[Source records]

◇ ◇ ◇ ◇ ◇ ◇ ◇

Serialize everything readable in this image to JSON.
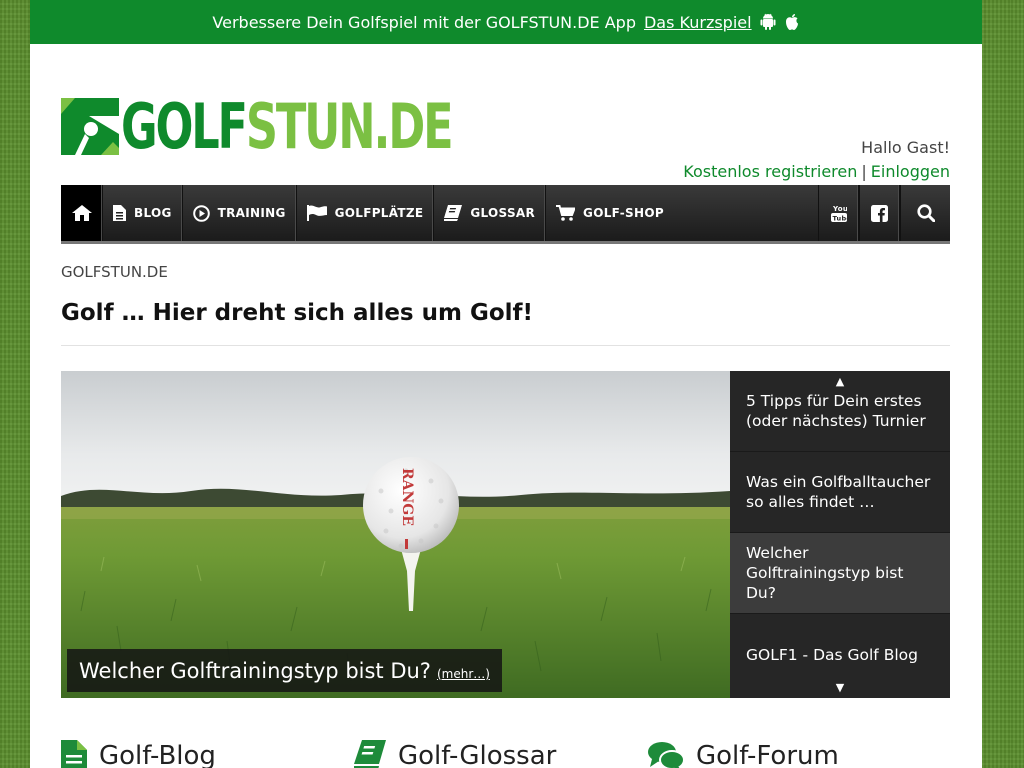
{
  "promo": {
    "text": "Verbessere Dein Golfspiel mit der GOLFSTUN.DE App",
    "link": "Das Kurzspiel",
    "icons": [
      "android-icon",
      "apple-icon"
    ]
  },
  "header": {
    "logo_part1": "GOLF",
    "logo_part2": "STUN.DE",
    "greeting": "Hallo Gast!",
    "register": "Kostenlos registrieren",
    "separator": "|",
    "login": "Einloggen"
  },
  "nav": {
    "home_icon": "home-icon",
    "items": [
      {
        "label": "BLOG",
        "icon": "document-icon"
      },
      {
        "label": "TRAINING",
        "icon": "play-icon"
      },
      {
        "label": "GOLFPLÄTZE",
        "icon": "flag-icon"
      },
      {
        "label": "GLOSSAR",
        "icon": "book-icon"
      },
      {
        "label": "GOLF-SHOP",
        "icon": "cart-icon"
      }
    ],
    "right_icons": [
      "youtube-icon",
      "facebook-icon",
      "search-icon"
    ]
  },
  "breadcrumb": "GOLFSTUN.DE",
  "title": "Golf … Hier dreht sich alles um Golf!",
  "slider": {
    "caption": "Welcher Golftrainingstyp bist Du?",
    "more": "(mehr…)",
    "up_arrow": "▲",
    "down_arrow": "▼",
    "entries": [
      "5 Tipps für Dein erstes (oder nächstes) Turnier",
      "Was ein Golfballtaucher so alles findet …",
      "Welcher Golftrainingstyp bist Du?",
      "GOLF1 - Das Golf Blog"
    ],
    "active_index": 2,
    "ball_text": "RANGE"
  },
  "sections": [
    "Golf-Blog",
    "Golf-Glossar",
    "Golf-Forum"
  ],
  "colors": {
    "brand_dark": "#0f8a2c",
    "brand_light": "#7bc043",
    "nav_bg": "#222222"
  }
}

◇ ◇ ◇ ◇ ◇ ◇ ◇

Given request:
Among the entries above, how many lines include the word "Golftrainingstyp"? Give the number with no comment.

Response to this exercise:
2